▸ **TO BE DONE**
Rewrite the listing starting at the line that contains "Polygon shape [1357, 661, 1446, 750]" and ending at the line that contains "Polygon shape [361, 762, 470, 904]", changing "FancyBboxPatch" to "RoundedBox" and leaving everything else as it is.

▸ **GIVEN INFORMATION**
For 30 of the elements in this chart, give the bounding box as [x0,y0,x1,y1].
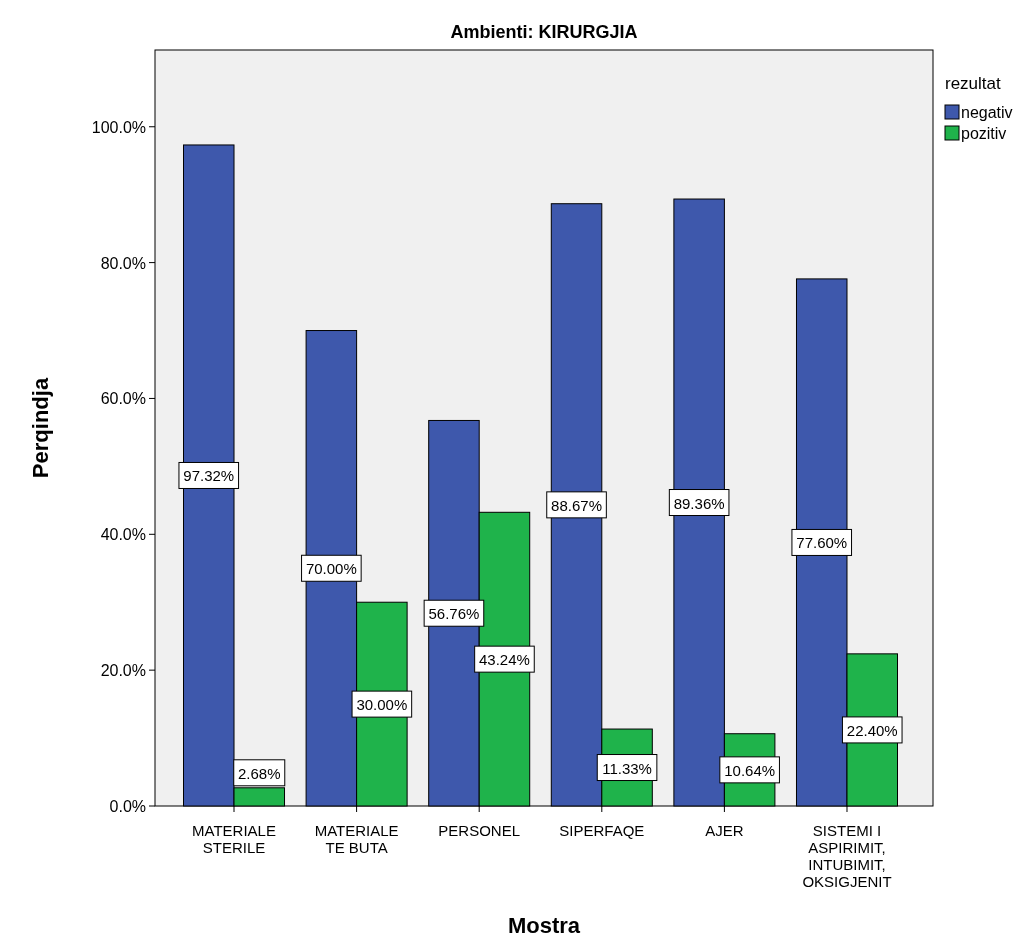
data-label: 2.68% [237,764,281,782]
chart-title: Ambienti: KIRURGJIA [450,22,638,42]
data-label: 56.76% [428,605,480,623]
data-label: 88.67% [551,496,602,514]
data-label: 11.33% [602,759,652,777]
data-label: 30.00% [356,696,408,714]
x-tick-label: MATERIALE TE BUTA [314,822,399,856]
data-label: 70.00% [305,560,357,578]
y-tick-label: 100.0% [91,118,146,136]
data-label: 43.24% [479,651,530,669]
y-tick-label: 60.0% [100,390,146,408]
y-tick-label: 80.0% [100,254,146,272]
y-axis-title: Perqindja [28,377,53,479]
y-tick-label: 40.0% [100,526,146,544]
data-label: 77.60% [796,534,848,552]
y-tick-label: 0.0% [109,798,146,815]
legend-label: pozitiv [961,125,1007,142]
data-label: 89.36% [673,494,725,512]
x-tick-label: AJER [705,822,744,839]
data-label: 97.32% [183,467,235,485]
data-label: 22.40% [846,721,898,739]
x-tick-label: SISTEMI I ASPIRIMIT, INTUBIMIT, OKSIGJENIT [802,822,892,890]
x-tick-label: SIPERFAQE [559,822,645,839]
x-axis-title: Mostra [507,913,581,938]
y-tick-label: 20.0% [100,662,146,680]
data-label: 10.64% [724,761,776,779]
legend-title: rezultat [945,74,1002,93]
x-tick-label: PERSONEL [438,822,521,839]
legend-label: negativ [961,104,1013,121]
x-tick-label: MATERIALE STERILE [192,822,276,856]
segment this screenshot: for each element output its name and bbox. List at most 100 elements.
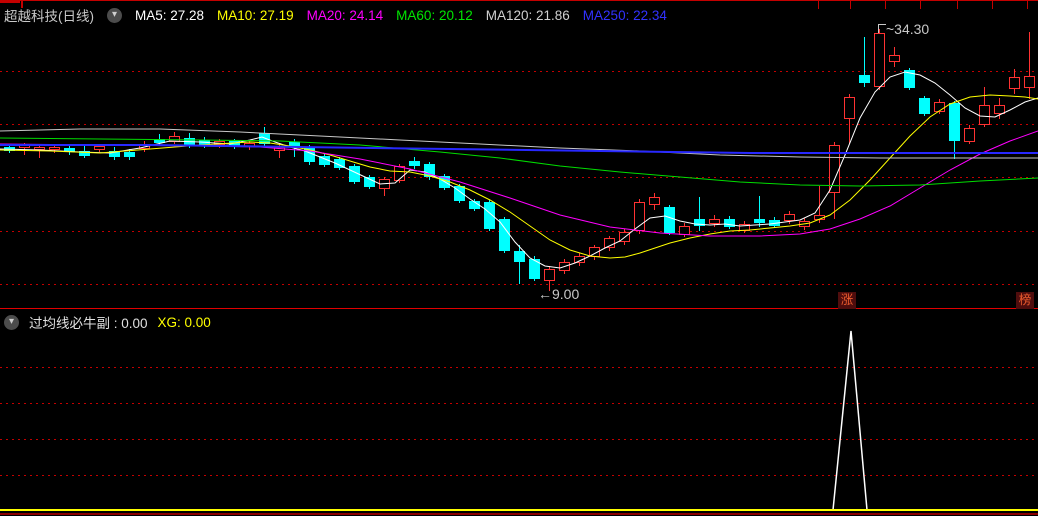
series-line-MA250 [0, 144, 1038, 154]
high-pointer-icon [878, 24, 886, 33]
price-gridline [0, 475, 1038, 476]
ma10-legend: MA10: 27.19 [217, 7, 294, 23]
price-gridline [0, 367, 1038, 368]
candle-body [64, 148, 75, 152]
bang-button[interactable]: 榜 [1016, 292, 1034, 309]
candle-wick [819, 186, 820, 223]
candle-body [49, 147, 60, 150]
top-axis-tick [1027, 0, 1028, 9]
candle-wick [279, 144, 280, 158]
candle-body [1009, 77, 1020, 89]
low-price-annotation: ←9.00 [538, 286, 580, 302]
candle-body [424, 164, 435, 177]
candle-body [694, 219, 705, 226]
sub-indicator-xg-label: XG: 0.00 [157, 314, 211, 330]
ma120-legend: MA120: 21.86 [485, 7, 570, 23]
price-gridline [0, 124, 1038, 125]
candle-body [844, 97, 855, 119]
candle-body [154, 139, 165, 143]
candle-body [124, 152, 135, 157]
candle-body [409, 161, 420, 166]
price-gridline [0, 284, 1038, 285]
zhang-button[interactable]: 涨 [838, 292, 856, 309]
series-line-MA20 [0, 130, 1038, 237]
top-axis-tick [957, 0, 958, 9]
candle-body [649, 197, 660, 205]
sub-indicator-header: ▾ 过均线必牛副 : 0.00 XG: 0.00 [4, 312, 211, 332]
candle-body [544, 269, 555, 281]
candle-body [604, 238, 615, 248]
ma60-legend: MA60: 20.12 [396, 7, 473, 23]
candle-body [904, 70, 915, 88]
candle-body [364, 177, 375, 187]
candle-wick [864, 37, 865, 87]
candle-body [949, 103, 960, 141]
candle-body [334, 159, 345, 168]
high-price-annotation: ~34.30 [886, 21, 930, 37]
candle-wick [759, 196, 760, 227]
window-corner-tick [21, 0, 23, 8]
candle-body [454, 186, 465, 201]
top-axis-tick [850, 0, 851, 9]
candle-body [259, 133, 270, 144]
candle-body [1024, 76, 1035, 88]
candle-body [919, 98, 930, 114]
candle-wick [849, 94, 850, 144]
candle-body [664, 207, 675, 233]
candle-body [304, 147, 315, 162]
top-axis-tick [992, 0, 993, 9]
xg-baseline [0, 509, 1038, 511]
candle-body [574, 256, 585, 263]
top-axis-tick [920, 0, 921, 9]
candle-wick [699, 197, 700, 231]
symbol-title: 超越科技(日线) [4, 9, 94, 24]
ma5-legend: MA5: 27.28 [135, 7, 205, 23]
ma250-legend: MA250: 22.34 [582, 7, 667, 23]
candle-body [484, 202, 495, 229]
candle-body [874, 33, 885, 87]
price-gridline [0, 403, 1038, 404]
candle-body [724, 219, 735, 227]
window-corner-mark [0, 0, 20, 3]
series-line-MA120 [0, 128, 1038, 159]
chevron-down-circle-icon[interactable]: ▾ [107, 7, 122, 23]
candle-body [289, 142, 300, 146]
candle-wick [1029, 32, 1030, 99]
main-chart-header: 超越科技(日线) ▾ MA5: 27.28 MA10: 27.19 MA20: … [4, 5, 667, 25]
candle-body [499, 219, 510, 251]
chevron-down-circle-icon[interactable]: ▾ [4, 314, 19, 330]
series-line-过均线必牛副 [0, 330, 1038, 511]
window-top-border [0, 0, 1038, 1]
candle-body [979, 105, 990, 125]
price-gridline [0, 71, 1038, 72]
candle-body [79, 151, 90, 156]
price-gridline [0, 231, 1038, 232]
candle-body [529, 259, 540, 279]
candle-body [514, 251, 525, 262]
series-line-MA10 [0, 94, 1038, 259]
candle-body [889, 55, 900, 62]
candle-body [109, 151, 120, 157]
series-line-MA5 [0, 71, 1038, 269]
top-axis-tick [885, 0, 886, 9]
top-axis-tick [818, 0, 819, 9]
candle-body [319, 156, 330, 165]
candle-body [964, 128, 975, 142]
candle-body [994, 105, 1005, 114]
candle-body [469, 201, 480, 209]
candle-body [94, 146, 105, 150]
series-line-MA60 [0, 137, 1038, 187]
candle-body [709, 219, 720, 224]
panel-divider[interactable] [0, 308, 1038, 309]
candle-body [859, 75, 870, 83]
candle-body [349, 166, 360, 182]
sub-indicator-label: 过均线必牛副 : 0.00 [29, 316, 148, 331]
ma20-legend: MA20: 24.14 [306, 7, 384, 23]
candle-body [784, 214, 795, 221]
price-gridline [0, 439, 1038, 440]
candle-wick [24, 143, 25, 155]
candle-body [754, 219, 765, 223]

--

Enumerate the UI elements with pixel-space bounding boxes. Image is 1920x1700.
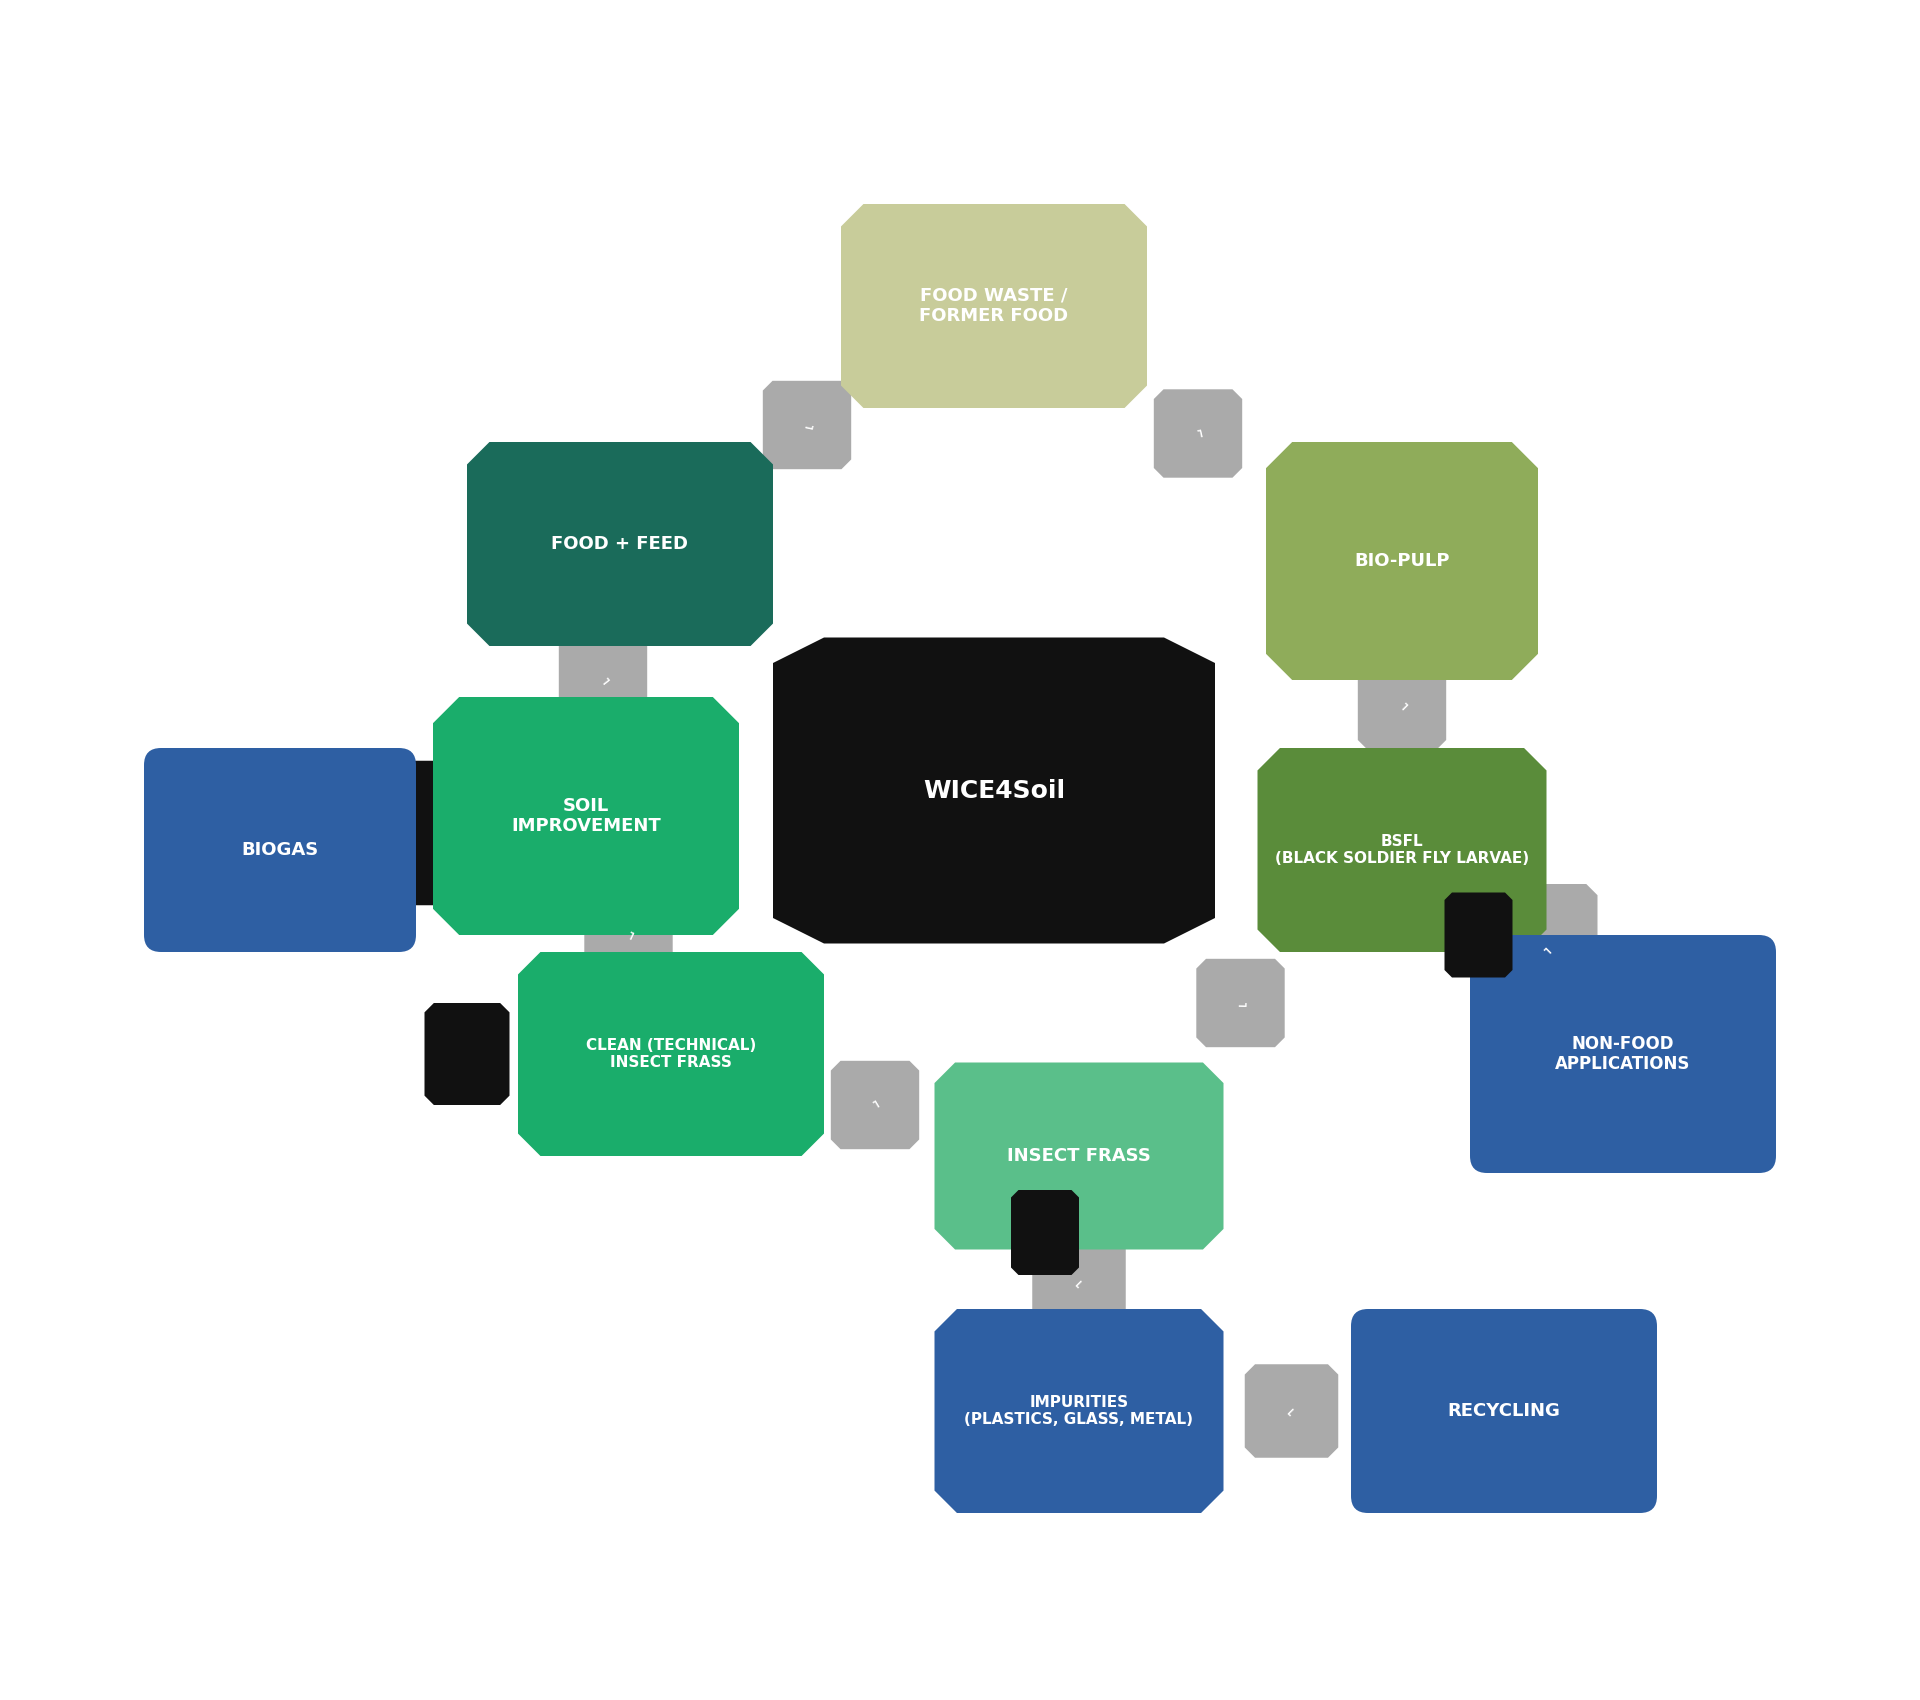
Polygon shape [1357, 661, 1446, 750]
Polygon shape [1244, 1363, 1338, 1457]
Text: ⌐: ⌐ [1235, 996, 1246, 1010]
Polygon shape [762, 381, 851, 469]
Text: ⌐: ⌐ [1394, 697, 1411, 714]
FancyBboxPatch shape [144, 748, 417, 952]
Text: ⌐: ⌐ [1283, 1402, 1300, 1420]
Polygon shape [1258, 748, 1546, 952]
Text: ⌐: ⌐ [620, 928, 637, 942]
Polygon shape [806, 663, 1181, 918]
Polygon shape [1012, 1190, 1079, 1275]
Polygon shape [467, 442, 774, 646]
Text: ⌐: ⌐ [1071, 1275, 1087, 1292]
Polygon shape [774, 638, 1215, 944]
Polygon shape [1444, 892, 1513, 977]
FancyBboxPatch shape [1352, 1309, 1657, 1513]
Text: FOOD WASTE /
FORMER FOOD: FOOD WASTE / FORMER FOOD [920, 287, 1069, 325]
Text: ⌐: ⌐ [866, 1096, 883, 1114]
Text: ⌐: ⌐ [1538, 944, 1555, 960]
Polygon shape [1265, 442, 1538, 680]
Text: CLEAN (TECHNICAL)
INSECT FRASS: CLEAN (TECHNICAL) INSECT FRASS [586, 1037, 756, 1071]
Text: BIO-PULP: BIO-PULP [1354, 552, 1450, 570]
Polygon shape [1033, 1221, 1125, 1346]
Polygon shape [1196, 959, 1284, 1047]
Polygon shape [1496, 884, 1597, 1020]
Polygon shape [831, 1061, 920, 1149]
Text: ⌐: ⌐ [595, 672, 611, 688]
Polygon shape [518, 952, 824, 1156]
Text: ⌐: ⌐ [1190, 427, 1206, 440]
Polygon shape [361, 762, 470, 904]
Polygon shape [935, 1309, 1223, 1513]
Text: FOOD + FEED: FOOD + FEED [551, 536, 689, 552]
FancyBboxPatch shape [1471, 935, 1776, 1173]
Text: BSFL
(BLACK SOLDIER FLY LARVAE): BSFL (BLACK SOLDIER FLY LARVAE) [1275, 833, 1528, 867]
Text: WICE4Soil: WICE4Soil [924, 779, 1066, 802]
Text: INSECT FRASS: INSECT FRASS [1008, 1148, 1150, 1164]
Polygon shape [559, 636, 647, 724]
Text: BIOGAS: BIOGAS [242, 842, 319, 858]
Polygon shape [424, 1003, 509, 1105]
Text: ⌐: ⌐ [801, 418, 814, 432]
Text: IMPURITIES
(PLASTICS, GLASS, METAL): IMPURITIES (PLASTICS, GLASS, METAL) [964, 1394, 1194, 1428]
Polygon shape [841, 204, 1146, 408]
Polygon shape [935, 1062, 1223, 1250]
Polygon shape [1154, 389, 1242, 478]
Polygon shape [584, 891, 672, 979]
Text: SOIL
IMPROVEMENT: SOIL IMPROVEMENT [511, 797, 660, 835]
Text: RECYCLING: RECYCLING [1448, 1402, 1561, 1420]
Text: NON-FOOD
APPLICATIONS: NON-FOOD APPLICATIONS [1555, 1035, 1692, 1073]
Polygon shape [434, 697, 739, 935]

...

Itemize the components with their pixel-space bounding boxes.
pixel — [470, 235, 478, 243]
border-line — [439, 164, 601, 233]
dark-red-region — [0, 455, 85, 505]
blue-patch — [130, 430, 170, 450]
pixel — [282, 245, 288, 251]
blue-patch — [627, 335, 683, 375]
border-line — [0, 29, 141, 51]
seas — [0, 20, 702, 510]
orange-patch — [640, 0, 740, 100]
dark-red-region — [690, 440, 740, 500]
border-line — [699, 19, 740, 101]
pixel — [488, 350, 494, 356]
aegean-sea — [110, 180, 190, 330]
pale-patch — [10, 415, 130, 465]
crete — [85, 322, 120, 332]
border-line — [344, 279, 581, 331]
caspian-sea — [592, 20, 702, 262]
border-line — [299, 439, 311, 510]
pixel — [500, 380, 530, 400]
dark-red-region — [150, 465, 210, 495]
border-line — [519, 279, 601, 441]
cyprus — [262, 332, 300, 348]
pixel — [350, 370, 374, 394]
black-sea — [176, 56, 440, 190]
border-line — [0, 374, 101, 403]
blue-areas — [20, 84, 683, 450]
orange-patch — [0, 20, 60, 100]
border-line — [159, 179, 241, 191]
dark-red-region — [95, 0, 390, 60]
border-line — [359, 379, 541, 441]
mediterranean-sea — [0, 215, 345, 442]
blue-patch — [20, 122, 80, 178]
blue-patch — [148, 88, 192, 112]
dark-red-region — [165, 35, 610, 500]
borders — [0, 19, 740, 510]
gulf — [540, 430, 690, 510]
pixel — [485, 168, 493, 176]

▸ **SOLUTION FOR THIS PROBLEM**
Polygon shape [1357, 661, 1446, 750]
Polygon shape [1244, 1363, 1338, 1457]
Text: ⌐: ⌐ [1235, 996, 1246, 1010]
Polygon shape [762, 381, 851, 469]
Text: ⌐: ⌐ [1394, 697, 1411, 714]
RoundedBox shape [144, 748, 417, 952]
Text: ⌐: ⌐ [1283, 1402, 1300, 1420]
Polygon shape [1258, 748, 1546, 952]
Text: ⌐: ⌐ [620, 928, 637, 942]
Polygon shape [806, 663, 1181, 918]
Polygon shape [1012, 1190, 1079, 1275]
Polygon shape [467, 442, 774, 646]
Text: ⌐: ⌐ [1071, 1275, 1087, 1292]
Polygon shape [774, 638, 1215, 944]
Polygon shape [1444, 892, 1513, 977]
RoundedBox shape [1352, 1309, 1657, 1513]
Text: FOOD WASTE /
FORMER FOOD: FOOD WASTE / FORMER FOOD [920, 287, 1069, 325]
Text: ⌐: ⌐ [866, 1096, 883, 1114]
Text: ⌐: ⌐ [1538, 944, 1555, 960]
Polygon shape [1265, 442, 1538, 680]
Text: CLEAN (TECHNICAL)
INSECT FRASS: CLEAN (TECHNICAL) INSECT FRASS [586, 1037, 756, 1071]
Text: BIO-PULP: BIO-PULP [1354, 552, 1450, 570]
Polygon shape [1033, 1221, 1125, 1346]
Polygon shape [1196, 959, 1284, 1047]
Polygon shape [1496, 884, 1597, 1020]
Polygon shape [831, 1061, 920, 1149]
Text: ⌐: ⌐ [595, 672, 611, 688]
Polygon shape [518, 952, 824, 1156]
Text: ⌐: ⌐ [1190, 427, 1206, 440]
Polygon shape [361, 762, 470, 904]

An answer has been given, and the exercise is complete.